Which of the lines below include "organisms"? Each one should be copied out.

------

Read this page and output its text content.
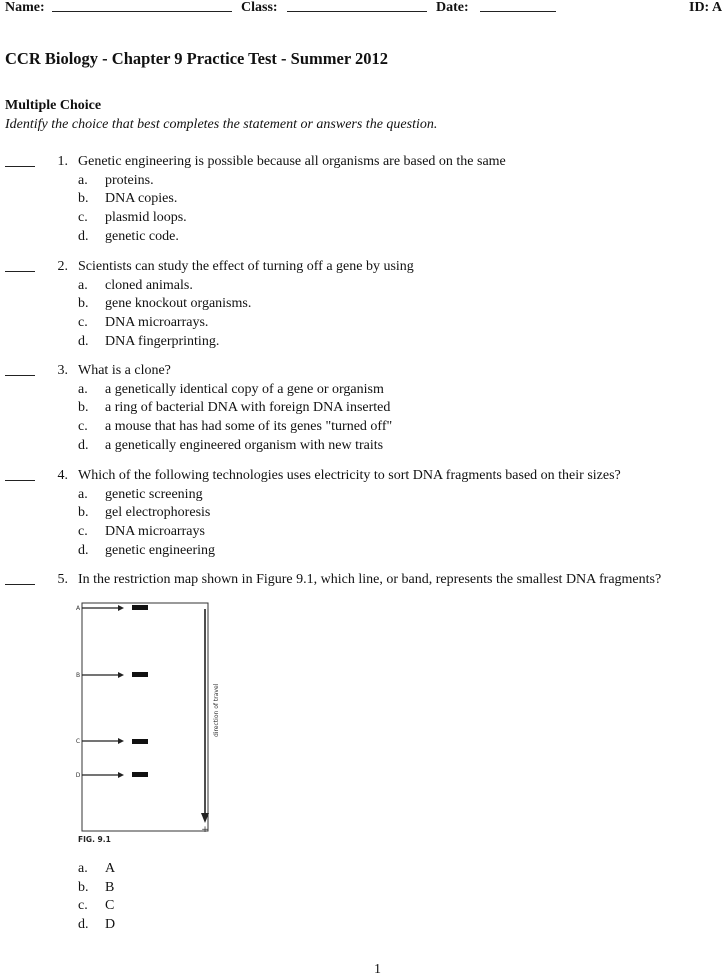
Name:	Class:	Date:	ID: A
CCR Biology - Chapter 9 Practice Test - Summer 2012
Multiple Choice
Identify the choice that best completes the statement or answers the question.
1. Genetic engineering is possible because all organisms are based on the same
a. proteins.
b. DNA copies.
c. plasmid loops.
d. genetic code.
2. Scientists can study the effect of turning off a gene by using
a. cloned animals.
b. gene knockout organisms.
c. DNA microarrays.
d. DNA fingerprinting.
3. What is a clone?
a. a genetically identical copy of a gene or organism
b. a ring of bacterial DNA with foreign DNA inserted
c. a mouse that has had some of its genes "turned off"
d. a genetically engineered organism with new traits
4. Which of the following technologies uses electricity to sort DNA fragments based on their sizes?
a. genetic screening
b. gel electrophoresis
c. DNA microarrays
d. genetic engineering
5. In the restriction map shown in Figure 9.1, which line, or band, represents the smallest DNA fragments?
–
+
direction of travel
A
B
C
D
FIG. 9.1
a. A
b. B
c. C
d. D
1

------

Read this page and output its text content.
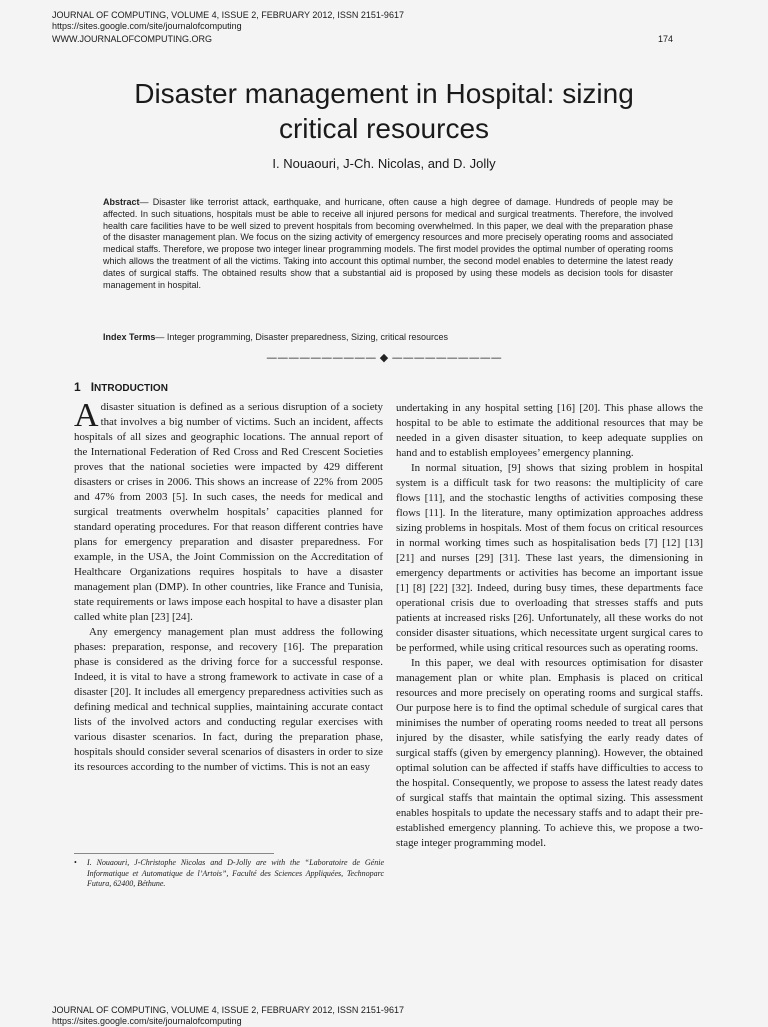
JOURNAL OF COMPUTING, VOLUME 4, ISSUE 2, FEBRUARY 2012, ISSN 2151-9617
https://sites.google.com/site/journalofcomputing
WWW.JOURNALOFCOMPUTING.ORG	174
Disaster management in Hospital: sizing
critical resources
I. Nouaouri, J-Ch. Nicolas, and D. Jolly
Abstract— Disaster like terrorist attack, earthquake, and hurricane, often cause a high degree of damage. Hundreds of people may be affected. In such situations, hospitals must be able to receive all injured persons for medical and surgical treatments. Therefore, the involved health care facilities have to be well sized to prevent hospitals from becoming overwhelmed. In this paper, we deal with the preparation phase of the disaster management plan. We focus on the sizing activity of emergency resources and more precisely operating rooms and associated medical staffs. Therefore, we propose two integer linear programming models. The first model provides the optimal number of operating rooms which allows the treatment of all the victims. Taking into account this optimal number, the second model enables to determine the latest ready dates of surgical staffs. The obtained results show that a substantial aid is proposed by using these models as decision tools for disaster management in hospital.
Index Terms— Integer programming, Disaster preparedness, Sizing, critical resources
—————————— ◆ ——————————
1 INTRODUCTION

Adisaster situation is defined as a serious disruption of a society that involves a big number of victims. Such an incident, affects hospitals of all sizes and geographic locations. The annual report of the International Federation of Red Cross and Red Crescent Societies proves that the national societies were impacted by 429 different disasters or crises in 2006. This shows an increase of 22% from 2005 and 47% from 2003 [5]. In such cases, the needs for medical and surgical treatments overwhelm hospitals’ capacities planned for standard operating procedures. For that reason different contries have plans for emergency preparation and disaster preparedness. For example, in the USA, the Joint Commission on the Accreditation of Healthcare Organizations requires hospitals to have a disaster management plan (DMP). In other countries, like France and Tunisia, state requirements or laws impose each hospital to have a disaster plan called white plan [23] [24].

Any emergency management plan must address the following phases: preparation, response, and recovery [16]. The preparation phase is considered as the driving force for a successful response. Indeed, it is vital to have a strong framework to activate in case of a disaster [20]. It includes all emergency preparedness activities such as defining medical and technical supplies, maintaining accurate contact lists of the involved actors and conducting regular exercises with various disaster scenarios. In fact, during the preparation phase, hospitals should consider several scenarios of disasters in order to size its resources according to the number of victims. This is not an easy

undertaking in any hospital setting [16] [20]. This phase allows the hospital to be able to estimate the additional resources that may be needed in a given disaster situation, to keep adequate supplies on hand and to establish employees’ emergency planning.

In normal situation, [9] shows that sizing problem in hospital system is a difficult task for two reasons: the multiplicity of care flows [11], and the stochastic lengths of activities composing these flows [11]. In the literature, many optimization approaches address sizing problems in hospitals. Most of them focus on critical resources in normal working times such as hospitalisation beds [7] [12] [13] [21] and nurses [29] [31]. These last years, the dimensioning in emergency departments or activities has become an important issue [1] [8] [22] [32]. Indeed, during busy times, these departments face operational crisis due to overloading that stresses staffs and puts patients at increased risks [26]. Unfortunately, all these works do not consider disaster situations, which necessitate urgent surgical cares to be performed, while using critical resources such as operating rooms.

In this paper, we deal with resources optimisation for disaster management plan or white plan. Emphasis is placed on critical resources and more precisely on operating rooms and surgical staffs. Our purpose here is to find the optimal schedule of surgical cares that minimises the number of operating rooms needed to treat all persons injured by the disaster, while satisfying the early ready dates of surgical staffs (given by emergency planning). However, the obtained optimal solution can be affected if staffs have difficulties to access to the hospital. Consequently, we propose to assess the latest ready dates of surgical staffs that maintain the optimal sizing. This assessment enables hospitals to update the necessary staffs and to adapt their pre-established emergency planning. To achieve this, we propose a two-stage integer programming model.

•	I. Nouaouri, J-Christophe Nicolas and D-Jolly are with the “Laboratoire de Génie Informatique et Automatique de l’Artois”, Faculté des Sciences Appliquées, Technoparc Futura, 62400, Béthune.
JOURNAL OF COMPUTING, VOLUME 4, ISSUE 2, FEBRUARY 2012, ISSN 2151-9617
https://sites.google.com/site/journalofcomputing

------

● **Expected answer**
1. Genetic engineering is possible because all organisms are based on the same
b. gene knockout organisms.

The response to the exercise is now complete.